INSTRUCTIONS FOR THE TASK
Transcribe the entries in full, keeping each word as it is.

[Records contained in a dataset]

↓↓↓

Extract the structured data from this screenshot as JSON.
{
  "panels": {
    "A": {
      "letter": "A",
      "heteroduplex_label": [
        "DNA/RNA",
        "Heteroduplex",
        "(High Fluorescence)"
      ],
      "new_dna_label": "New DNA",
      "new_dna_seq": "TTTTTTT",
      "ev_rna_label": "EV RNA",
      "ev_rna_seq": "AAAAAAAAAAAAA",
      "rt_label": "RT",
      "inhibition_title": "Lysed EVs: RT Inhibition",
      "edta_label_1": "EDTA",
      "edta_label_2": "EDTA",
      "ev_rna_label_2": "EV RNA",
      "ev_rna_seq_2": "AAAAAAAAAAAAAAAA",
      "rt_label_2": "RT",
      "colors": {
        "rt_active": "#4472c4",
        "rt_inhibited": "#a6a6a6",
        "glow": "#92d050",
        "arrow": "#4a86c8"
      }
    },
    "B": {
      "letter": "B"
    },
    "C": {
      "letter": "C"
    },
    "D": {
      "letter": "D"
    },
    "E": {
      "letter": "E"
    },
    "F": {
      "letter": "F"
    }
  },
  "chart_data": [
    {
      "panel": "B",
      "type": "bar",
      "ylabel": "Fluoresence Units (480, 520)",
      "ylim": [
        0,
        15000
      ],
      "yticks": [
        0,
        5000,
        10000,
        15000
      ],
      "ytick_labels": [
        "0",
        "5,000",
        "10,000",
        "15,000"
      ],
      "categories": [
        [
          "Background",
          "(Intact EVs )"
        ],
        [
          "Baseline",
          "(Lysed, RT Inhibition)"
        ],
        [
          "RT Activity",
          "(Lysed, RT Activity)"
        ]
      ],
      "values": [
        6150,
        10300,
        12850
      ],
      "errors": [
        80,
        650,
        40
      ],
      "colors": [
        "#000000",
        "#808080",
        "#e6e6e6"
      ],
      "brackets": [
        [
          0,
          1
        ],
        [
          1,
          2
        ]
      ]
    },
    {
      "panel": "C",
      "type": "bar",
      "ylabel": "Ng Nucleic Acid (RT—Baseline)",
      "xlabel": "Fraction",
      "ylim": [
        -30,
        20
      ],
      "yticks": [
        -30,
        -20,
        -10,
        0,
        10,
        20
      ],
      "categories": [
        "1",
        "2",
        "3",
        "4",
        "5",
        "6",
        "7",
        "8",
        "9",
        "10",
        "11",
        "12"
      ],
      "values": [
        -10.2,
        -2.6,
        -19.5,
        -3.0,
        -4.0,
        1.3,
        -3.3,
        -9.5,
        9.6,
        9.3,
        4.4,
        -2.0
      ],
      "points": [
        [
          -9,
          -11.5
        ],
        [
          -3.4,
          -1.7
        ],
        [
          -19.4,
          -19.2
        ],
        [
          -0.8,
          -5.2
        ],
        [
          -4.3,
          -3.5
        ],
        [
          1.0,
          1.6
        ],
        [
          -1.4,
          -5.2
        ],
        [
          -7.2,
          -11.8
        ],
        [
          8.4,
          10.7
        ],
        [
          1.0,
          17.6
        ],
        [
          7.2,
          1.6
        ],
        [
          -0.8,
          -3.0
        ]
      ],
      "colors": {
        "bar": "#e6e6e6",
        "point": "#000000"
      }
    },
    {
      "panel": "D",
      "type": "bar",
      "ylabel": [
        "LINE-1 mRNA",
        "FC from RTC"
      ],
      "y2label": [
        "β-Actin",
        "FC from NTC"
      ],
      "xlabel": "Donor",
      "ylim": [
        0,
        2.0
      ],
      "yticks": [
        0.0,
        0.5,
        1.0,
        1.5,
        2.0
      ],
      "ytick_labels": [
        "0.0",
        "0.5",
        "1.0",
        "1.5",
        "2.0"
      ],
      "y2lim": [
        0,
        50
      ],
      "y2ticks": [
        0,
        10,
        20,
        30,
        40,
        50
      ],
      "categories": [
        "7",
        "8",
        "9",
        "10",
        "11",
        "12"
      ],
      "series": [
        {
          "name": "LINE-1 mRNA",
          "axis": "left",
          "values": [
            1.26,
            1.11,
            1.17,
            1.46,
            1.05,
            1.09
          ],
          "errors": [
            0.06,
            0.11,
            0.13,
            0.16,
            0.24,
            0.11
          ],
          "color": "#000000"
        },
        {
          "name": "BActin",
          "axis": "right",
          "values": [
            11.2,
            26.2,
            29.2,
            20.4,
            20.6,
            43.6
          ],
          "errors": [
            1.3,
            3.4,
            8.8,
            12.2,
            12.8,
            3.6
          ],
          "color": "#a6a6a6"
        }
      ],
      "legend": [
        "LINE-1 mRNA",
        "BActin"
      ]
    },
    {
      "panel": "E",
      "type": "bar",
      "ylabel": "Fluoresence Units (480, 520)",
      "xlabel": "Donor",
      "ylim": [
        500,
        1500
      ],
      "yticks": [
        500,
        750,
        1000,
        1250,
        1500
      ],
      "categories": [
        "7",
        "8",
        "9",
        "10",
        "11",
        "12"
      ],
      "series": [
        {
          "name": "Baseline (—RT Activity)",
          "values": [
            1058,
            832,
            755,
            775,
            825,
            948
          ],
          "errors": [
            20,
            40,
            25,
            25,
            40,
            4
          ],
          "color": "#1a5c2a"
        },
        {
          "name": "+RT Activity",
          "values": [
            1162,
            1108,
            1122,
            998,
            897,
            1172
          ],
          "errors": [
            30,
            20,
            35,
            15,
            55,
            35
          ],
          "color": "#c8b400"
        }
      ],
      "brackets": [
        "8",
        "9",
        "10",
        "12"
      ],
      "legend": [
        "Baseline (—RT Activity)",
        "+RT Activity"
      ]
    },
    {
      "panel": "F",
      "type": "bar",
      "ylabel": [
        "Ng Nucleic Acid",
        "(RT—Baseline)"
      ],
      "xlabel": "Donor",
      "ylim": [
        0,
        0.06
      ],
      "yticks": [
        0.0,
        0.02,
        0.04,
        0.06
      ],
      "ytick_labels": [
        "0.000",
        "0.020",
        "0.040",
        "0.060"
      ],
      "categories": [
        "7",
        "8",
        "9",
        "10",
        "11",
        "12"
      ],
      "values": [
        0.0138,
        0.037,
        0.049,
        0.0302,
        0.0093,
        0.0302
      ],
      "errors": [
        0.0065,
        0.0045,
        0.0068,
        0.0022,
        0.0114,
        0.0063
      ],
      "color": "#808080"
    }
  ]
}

↑↑↑

OUTPUT BELOW
Extract the structured data from this screenshot as JSON.
{
  "panels": {
    "A": {
      "letter": "A",
      "heteroduplex_label": [
        "DNA/RNA",
        "Heteroduplex",
        "(High Fluorescence)"
      ],
      "new_dna_label": "New DNA",
      "new_dna_seq": "TTTTTTT",
      "ev_rna_label": "EV RNA",
      "ev_rna_seq": "AAAAAAAAAAAAA",
      "rt_label": "RT",
      "inhibition_title": "Lysed EVs: RT Inhibition",
      "edta_label_1": "EDTA",
      "edta_label_2": "EDTA",
      "ev_rna_label_2": "EV RNA",
      "ev_rna_seq_2": "AAAAAAAAAAAAAAAA",
      "rt_label_2": "RT",
      "colors": {
        "rt_active": "#4472c4",
        "rt_inhibited": "#a6a6a6",
        "glow": "#92d050",
        "arrow": "#4a86c8"
      }
    },
    "B": {
      "letter": "B"
    },
    "C": {
      "letter": "C"
    },
    "D": {
      "letter": "D"
    },
    "E": {
      "letter": "E"
    },
    "F": {
      "letter": "F"
    }
  },
  "chart_data": [
    {
      "panel": "B",
      "type": "bar",
      "ylabel": "Fluoresence Units (480, 520)",
      "ylim": [
        0,
        15000
      ],
      "yticks": [
        0,
        5000,
        10000,
        15000
      ],
      "ytick_labels": [
        "0",
        "5,000",
        "10,000",
        "15,000"
      ],
      "categories": [
        [
          "Background",
          "(Intact EVs )"
        ],
        [
          "Baseline",
          "(Lysed, RT Inhibition)"
        ],
        [
          "RT Activity",
          "(Lysed, RT Activity)"
        ]
      ],
      "values": [
        6150,
        10300,
        12850
      ],
      "errors": [
        80,
        650,
        40
      ],
      "colors": [
        "#000000",
        "#808080",
        "#e6e6e6"
      ],
      "brackets": [
        [
          0,
          1
        ],
        [
          1,
          2
        ]
      ]
    },
    {
      "panel": "C",
      "type": "bar",
      "ylabel": "Ng Nucleic Acid (RT—Baseline)",
      "xlabel": "Fraction",
      "ylim": [
        -30,
        20
      ],
      "yticks": [
        -30,
        -20,
        -10,
        0,
        10,
        20
      ],
      "categories": [
        "1",
        "2",
        "3",
        "4",
        "5",
        "6",
        "7",
        "8",
        "9",
        "10",
        "11",
        "12"
      ],
      "values": [
        -10.2,
        -2.6,
        -19.5,
        -3.0,
        -4.0,
        1.3,
        -3.3,
        -9.5,
        9.6,
        9.3,
        4.4,
        -2.0
      ],
      "points": [
        [
          -9,
          -11.5
        ],
        [
          -3.4,
          -1.7
        ],
        [
          -19.4,
          -19.2
        ],
        [
          -0.8,
          -5.2
        ],
        [
          -4.3,
          -3.5
        ],
        [
          1.0,
          1.6
        ],
        [
          -1.4,
          -5.2
        ],
        [
          -7.2,
          -11.8
        ],
        [
          8.4,
          10.7
        ],
        [
          1.0,
          17.6
        ],
        [
          7.2,
          1.6
        ],
        [
          -0.8,
          -3.0
        ]
      ],
      "colors": {
        "bar": "#e6e6e6",
        "point": "#000000"
      }
    },
    {
      "panel": "D",
      "type": "bar",
      "ylabel": [
        "LINE-1 mRNA",
        "FC from RTC"
      ],
      "y2label": [
        "β-Actin",
        "FC from NTC"
      ],
      "xlabel": "Donor",
      "ylim": [
        0,
        2.0
      ],
      "yticks": [
        0.0,
        0.5,
        1.0,
        1.5,
        2.0
      ],
      "ytick_labels": [
        "0.0",
        "0.5",
        "1.0",
        "1.5",
        "2.0"
      ],
      "y2lim": [
        0,
        50
      ],
      "y2ticks": [
        0,
        10,
        20,
        30,
        40,
        50
      ],
      "categories": [
        "7",
        "8",
        "9",
        "10",
        "11",
        "12"
      ],
      "series": [
        {
          "name": "LINE-1 mRNA",
          "axis": "left",
          "values": [
            1.26,
            1.11,
            1.17,
            1.46,
            1.05,
            1.09
          ],
          "errors": [
            0.06,
            0.11,
            0.13,
            0.16,
            0.24,
            0.11
          ],
          "color": "#000000"
        },
        {
          "name": "BActin",
          "axis": "right",
          "values": [
            11.2,
            26.2,
            29.2,
            20.4,
            20.6,
            43.6
          ],
          "errors": [
            1.3,
            3.4,
            8.8,
            12.2,
            12.8,
            3.6
          ],
          "color": "#a6a6a6"
        }
      ],
      "legend": [
        "LINE-1 mRNA",
        "BActin"
      ]
    },
    {
      "panel": "E",
      "type": "bar",
      "ylabel": "Fluoresence Units (480, 520)",
      "xlabel": "Donor",
      "ylim": [
        500,
        1500
      ],
      "yticks": [
        500,
        750,
        1000,
        1250,
        1500
      ],
      "categories": [
        "7",
        "8",
        "9",
        "10",
        "11",
        "12"
      ],
      "series": [
        {
          "name": "Baseline (—RT Activity)",
          "values": [
            1058,
            832,
            755,
            775,
            825,
            948
          ],
          "errors": [
            20,
            40,
            25,
            25,
            40,
            4
          ],
          "color": "#1a5c2a"
        },
        {
          "name": "+RT Activity",
          "values": [
            1162,
            1108,
            1122,
            998,
            897,
            1172
          ],
          "errors": [
            30,
            20,
            35,
            15,
            55,
            35
          ],
          "color": "#c8b400"
        }
      ],
      "brackets": [
        "8",
        "9",
        "10",
        "12"
      ],
      "legend": [
        "Baseline (—RT Activity)",
        "+RT Activity"
      ]
    },
    {
      "panel": "F",
      "type": "bar",
      "ylabel": [
        "Ng Nucleic Acid",
        "(RT—Baseline)"
      ],
      "xlabel": "Donor",
      "ylim": [
        0,
        0.06
      ],
      "yticks": [
        0.0,
        0.02,
        0.04,
        0.06
      ],
      "ytick_labels": [
        "0.000",
        "0.020",
        "0.040",
        "0.060"
      ],
      "categories": [
        "7",
        "8",
        "9",
        "10",
        "11",
        "12"
      ],
      "values": [
        0.0138,
        0.037,
        0.049,
        0.0302,
        0.0093,
        0.0302
      ],
      "errors": [
        0.0065,
        0.0045,
        0.0068,
        0.0022,
        0.0114,
        0.0063
      ],
      "color": "#808080"
    }
  ]
}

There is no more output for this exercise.